Given task >> Transcribe the listing that follows in full, omitting pictures.

Extracted information >>
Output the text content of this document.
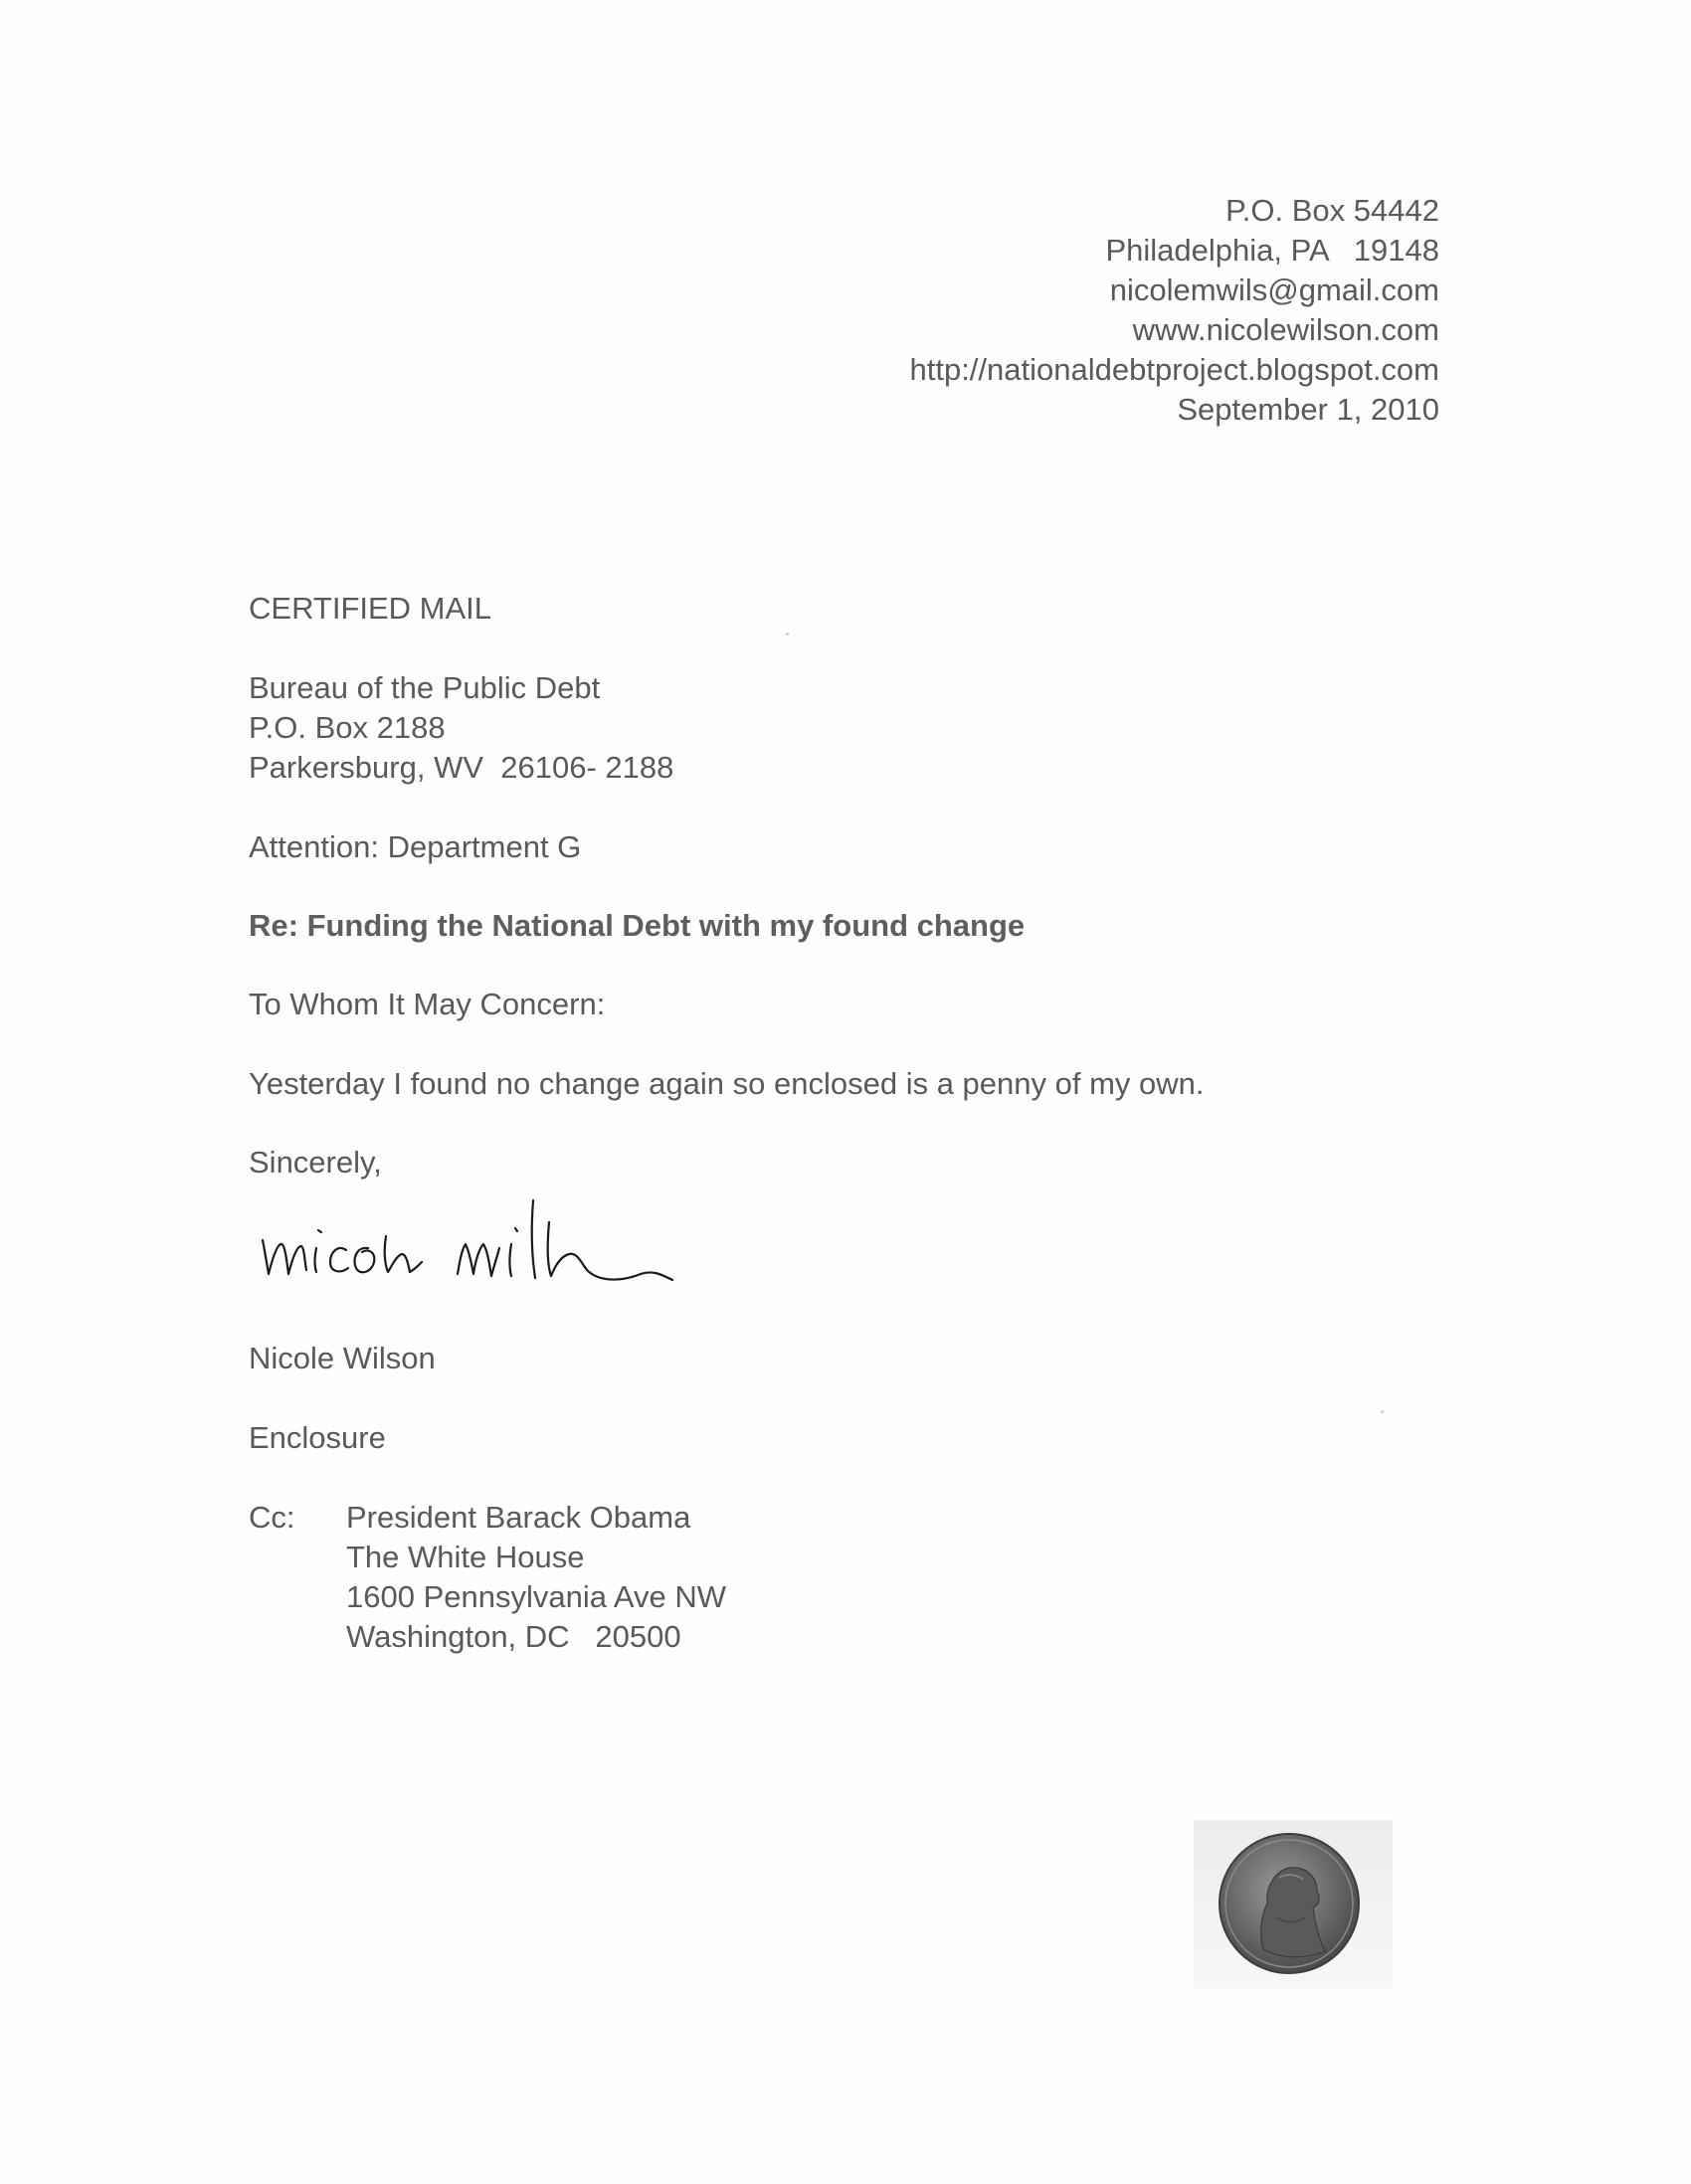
P.O. Box 54442
Philadelphia, PA   19148
nicolemwils@gmail.com
www.nicolewilson.com
http://nationaldebtproject.blogspot.com
September 1, 2010
CERTIFIED MAIL
Bureau of the Public Debt
P.O. Box 2188
Parkersburg, WV  26106- 2188
Attention: Department G
Re: Funding the National Debt with my found change
To Whom It May Concern:
Yesterday I found no change again so enclosed is a penny of my own.
Sincerely,
Nicole Wilson
Enclosure
Cc: President Barack Obama
The White House
1600 Pennsylvania Ave NW
Washington, DC   20500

Output of the exercise >>
Output the text content of this document.
P.O. Box 54442
Philadelphia, PA   19148
nicolemwils@gmail.com
www.nicolewilson.com
http://nationaldebtproject.blogspot.com
September 1, 2010
CERTIFIED MAIL
Bureau of the Public Debt
P.O. Box 2188
Parkersburg, WV  26106- 2188
Attention: Department G
Re: Funding the National Debt with my found change
To Whom It May Concern:
Yesterday I found no change again so enclosed is a penny of my own.
Sincerely,
Nicole Wilson
Enclosure
Cc: President Barack Obama
The White House
1600 Pennsylvania Ave NW
Washington, DC   20500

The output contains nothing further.